- _WORK TO DO_: Select, from the material below, each line with "attachments" in it.

- _Data entries_:
####################
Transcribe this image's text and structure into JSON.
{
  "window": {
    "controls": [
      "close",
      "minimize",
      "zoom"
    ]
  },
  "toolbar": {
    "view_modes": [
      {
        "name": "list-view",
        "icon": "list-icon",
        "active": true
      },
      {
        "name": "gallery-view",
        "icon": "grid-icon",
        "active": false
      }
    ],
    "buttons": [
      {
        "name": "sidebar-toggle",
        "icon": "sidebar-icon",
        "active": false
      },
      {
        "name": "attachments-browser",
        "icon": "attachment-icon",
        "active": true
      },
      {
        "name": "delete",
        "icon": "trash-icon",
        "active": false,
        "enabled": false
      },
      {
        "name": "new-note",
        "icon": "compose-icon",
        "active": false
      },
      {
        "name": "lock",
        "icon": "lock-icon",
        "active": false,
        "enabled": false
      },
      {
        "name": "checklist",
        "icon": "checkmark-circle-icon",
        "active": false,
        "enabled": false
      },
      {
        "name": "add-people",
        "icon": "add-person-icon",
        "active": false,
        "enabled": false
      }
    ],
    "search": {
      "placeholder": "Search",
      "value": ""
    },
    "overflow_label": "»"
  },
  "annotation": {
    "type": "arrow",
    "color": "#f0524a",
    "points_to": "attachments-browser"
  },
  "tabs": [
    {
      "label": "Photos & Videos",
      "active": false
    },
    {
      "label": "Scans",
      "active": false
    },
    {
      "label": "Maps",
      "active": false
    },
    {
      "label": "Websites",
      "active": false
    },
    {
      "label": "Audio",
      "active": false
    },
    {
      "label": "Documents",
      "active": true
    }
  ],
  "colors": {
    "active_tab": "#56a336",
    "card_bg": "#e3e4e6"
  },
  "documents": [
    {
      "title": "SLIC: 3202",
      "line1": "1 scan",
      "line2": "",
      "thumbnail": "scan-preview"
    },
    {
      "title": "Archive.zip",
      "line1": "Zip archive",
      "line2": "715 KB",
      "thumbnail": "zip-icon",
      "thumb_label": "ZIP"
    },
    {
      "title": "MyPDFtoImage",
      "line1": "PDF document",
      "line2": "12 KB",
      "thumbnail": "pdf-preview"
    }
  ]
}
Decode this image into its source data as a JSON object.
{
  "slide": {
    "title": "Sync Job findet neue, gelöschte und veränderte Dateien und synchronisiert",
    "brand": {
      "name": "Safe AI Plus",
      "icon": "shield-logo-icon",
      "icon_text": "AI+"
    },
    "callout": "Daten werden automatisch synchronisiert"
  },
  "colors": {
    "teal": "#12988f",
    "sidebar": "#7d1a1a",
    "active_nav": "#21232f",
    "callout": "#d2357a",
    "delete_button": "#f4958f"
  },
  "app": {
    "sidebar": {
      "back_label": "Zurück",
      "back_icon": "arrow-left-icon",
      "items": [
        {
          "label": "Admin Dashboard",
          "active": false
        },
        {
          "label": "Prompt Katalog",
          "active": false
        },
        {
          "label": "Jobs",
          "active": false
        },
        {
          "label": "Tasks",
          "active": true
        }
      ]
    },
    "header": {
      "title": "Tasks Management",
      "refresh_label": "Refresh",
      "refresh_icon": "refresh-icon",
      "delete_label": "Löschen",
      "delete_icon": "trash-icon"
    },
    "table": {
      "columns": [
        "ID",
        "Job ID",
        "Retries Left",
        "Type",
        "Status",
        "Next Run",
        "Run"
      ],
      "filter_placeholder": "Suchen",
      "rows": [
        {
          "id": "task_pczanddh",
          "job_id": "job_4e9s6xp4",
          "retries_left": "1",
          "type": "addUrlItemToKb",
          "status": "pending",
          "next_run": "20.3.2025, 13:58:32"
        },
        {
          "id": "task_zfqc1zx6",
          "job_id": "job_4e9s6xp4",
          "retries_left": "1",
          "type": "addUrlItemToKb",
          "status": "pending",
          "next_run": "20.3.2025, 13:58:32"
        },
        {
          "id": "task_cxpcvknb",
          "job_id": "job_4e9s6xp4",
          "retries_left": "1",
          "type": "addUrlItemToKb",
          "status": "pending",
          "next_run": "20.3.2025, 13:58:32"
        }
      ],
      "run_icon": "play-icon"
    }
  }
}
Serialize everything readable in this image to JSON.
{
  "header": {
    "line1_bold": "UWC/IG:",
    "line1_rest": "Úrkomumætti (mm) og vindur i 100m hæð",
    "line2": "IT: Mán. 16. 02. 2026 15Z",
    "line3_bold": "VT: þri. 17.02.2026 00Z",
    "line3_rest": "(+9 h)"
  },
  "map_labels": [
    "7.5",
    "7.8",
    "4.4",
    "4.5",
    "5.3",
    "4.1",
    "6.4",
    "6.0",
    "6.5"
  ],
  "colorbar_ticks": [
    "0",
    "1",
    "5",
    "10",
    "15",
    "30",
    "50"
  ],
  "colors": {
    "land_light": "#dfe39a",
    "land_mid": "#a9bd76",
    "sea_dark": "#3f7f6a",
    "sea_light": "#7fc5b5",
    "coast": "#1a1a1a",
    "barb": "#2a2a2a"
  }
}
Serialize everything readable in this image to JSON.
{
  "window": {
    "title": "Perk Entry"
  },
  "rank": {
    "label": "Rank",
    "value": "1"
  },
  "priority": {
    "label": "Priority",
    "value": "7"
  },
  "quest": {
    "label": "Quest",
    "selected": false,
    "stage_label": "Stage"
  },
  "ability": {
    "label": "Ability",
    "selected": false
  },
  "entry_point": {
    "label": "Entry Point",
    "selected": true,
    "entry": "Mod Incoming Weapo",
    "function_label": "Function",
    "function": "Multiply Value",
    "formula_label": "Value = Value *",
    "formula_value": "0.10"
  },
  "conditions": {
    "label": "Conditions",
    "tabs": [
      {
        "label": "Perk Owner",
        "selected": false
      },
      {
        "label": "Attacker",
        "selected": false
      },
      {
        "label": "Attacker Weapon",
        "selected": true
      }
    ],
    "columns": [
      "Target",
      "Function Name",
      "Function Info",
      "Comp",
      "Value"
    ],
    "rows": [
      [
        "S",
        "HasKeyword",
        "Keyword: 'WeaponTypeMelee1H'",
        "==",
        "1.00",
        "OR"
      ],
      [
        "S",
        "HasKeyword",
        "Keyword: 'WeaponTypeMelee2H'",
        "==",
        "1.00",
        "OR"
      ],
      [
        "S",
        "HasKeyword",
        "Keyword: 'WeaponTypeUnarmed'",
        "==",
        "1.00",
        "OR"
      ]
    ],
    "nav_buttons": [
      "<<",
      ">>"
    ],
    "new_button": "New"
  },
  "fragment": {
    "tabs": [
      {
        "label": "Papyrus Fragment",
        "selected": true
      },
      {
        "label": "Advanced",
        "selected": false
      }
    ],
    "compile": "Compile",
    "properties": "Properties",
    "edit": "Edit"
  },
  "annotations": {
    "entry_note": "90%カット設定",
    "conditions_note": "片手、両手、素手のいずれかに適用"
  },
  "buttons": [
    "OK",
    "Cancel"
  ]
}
####################
- _REPLY_:
        "name": "attachments-browser",
    "points_to": "attachments-browser"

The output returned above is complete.